_Exercise goal:_ Which lines hold the string "eManager"? Copy every one of them.

[Start Input material]

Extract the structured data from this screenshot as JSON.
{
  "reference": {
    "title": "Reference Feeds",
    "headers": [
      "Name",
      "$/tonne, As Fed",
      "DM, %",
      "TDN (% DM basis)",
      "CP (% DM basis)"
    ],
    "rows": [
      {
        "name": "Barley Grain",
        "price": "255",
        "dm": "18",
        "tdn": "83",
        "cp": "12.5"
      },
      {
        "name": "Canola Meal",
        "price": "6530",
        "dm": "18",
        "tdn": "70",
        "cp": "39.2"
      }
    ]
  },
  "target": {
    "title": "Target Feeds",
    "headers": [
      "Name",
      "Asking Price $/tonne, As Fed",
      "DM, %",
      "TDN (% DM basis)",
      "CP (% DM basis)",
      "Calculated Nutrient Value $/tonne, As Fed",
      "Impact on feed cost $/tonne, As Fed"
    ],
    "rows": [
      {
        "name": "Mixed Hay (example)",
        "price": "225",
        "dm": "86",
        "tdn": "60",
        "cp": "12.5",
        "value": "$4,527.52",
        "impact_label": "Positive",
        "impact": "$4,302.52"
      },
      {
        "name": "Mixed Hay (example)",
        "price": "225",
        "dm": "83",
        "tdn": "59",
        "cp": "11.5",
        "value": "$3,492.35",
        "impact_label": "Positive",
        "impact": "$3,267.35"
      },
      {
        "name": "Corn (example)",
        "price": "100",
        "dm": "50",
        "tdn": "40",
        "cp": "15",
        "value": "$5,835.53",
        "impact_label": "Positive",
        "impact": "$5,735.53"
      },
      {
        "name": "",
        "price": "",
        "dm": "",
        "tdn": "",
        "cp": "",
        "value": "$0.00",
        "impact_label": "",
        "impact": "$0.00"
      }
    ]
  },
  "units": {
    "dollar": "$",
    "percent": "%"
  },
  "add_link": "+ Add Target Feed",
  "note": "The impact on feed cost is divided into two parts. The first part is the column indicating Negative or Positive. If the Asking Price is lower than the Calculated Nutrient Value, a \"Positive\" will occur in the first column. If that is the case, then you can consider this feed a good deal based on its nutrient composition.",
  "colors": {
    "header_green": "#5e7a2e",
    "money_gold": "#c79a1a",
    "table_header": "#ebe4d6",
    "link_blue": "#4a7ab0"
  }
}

[End Input material]
[Start Input material]

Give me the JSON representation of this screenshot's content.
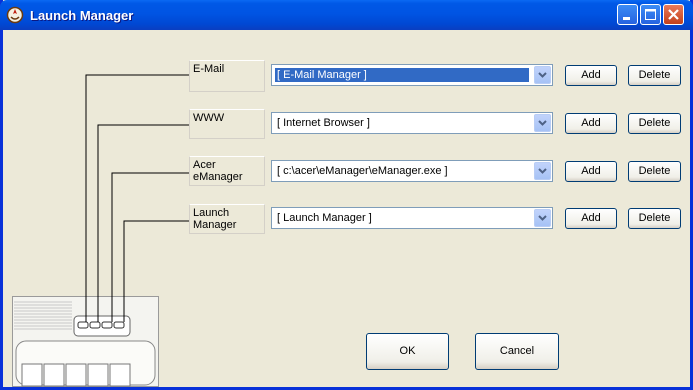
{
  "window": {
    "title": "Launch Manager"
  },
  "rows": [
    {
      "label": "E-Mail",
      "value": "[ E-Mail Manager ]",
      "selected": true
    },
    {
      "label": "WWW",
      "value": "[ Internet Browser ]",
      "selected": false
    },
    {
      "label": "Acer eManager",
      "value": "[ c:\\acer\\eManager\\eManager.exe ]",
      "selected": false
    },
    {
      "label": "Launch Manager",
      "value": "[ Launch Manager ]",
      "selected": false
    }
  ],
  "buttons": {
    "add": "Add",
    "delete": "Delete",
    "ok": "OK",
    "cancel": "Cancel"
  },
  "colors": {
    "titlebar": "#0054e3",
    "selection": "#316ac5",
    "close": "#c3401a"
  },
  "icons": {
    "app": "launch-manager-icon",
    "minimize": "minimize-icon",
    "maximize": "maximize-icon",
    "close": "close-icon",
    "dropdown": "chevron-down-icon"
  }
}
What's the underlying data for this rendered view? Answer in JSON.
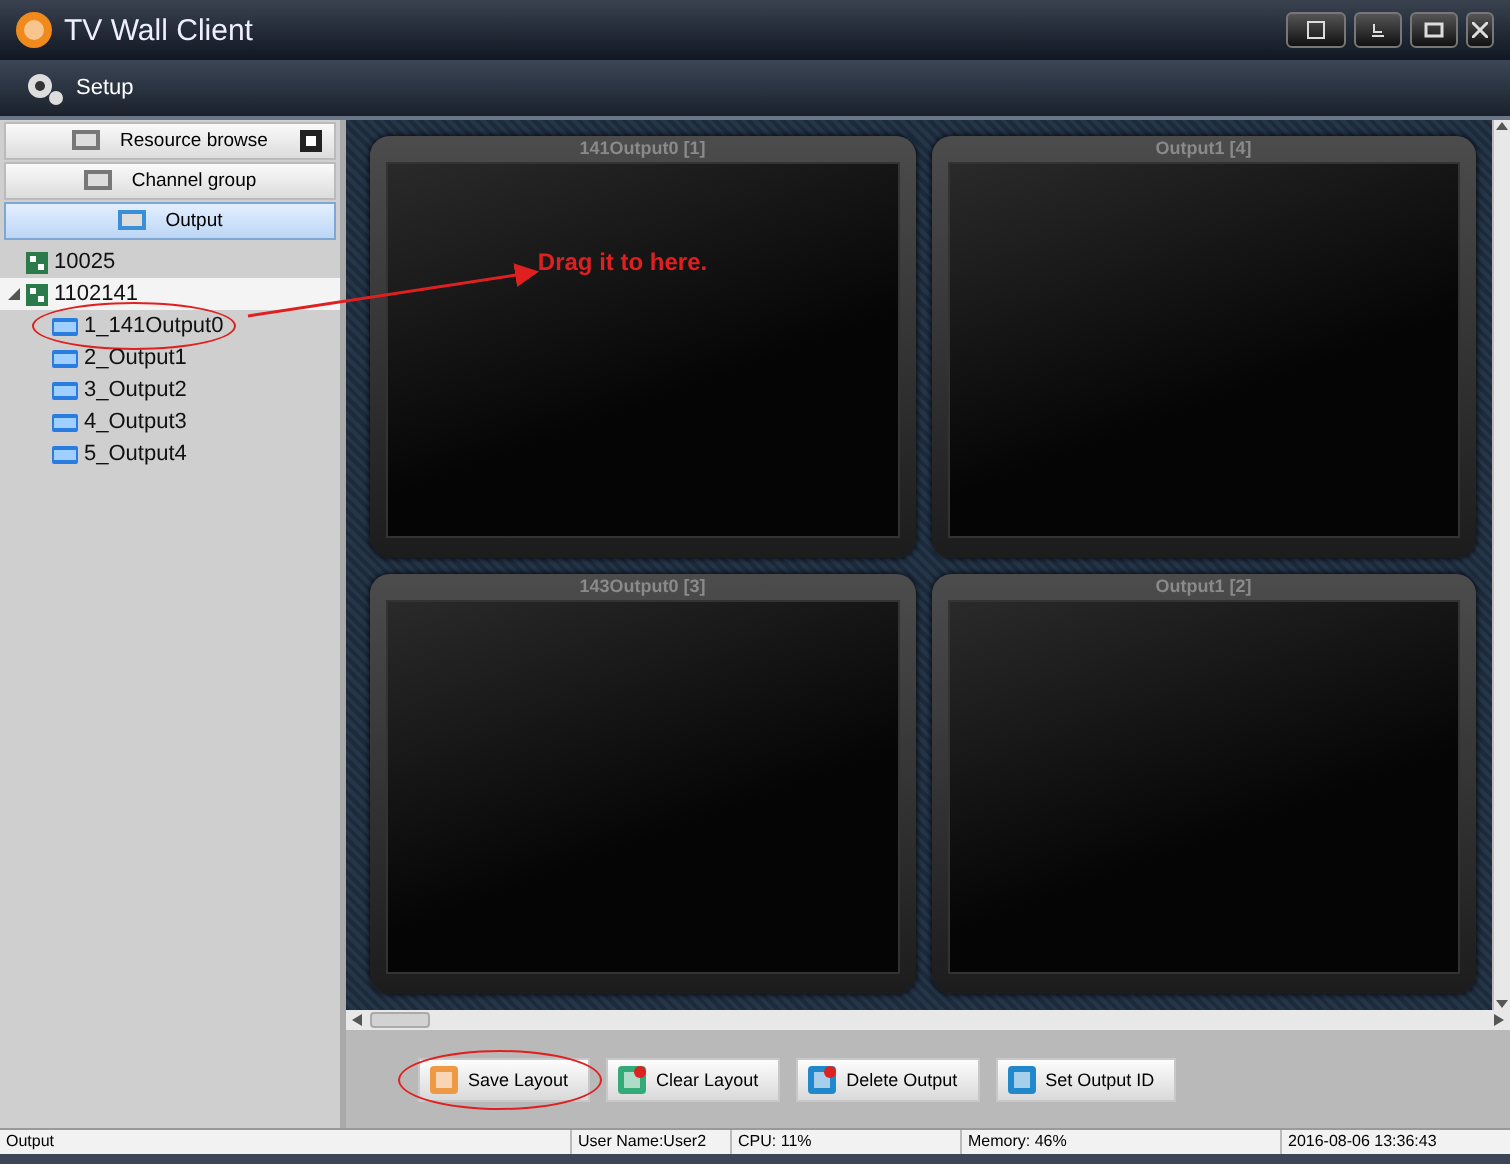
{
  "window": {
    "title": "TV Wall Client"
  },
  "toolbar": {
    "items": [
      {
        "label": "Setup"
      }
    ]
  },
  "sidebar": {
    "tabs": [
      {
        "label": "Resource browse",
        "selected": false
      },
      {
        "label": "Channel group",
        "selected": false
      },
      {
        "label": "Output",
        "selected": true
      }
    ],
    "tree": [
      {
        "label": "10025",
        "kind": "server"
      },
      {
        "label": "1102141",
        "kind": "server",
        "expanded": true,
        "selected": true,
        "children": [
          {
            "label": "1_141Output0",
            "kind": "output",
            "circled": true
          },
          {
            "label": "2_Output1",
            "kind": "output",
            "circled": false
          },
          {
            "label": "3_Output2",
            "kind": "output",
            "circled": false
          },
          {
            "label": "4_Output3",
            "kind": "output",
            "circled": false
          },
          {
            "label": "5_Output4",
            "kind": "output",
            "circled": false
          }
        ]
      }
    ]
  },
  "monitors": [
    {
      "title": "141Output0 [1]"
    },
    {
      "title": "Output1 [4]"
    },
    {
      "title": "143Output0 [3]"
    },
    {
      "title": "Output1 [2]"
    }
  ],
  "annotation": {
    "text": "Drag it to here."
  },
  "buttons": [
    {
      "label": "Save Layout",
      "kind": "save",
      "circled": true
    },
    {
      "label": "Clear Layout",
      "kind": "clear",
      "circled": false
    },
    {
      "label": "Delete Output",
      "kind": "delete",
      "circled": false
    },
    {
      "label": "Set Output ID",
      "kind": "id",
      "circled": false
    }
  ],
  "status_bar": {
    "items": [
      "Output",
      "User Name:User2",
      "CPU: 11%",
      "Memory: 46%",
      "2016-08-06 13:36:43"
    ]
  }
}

[End Input material]

_Exercise result:_
      "label": "Acer eManager",
      "value": "[ c:\\acer\\eManager\\eManager.exe ]",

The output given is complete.